╭─ Stored rows

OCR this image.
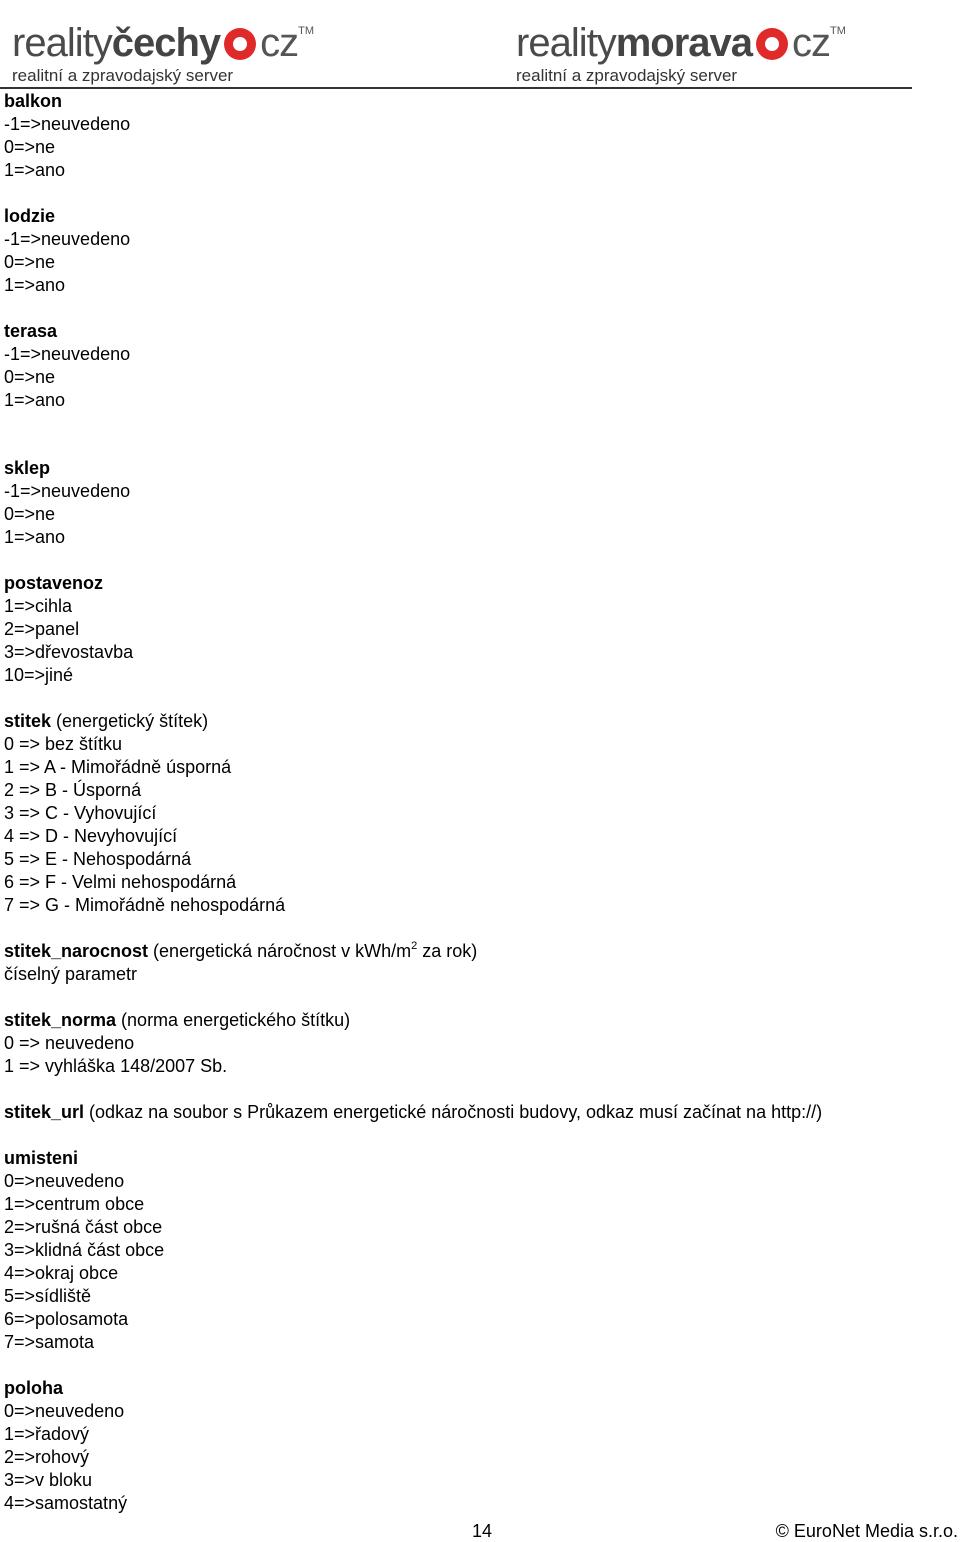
realityčechy cz™
realitní a zpravodajský server
realitymorava cz™
realitní a zpravodajský server
balkon
-1=>neuvedeno
0=>ne
1=>ano
lodzie
-1=>neuvedeno
0=>ne
1=>ano
terasa
-1=>neuvedeno
0=>ne
1=>ano
sklep
-1=>neuvedeno
0=>ne
1=>ano
postavenoz
1=>cihla
2=>panel
3=>dřevostavba
10=>jiné
stitek (energetický štítek)
0 => bez štítku
1 => A - Mimořádně úsporná
2 => B - Úsporná
3 => C - Vyhovující
4 => D - Nevyhovující
5 => E - Nehospodárná
6 => F - Velmi nehospodárná
7 => G - Mimořádně nehospodárná
stitek_narocnost (energetická náročnost v kWh/$m^2$ za rok)
číselný parametr
stitek_norma (norma energetického štítku)
0 => neuvedeno
1 => vyhláška 148/2007 Sb.
stitek_url (odkaz na soubor s Průkazem energetické náročnosti budovy, odkaz musí začínat na http://)
umisteni
0=>neuvedeno
1=>centrum obce
2=>rušná část obce
3=>klidná část obce
4=>okraj obce
5=>sídliště
6=>polosamota
7=>samota
poloha
0=>neuvedeno
1=>řadový
2=>rohový
3=>v bloku
4=>samostatný
14	© EuroNet Media s.r.o.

╰─

→ What you will do
The records above should be reproduced exactly, with no pictures included.

→ Written response
OCR this image.
realityčechy cz™
realitní a zpravodajský server
realitymorava cz™
realitní a zpravodajský server
balkon
-1=>neuvedeno
0=>ne
1=>ano
lodzie
-1=>neuvedeno
0=>ne
1=>ano
terasa
-1=>neuvedeno
0=>ne
1=>ano
sklep
-1=>neuvedeno
0=>ne
1=>ano
postavenoz
1=>cihla
2=>panel
3=>dřevostavba
10=>jiné
stitek (energetický štítek)
0 => bez štítku
1 => A - Mimořádně úsporná
2 => B - Úsporná
3 => C - Vyhovující
4 => D - Nevyhovující
5 => E - Nehospodárná
6 => F - Velmi nehospodárná
7 => G - Mimořádně nehospodárná
stitek_narocnost (energetická náročnost v kWh/$m^2$ za rok)
číselný parametr
stitek_norma (norma energetického štítku)
0 => neuvedeno
1 => vyhláška 148/2007 Sb.
stitek_url (odkaz na soubor s Průkazem energetické náročnosti budovy, odkaz musí začínat na http://)
umisteni
0=>neuvedeno
1=>centrum obce
2=>rušná část obce
3=>klidná část obce
4=>okraj obce
5=>sídliště
6=>polosamota
7=>samota
poloha
0=>neuvedeno
1=>řadový
2=>rohový
3=>v bloku
4=>samostatný
14	© EuroNet Media s.r.o.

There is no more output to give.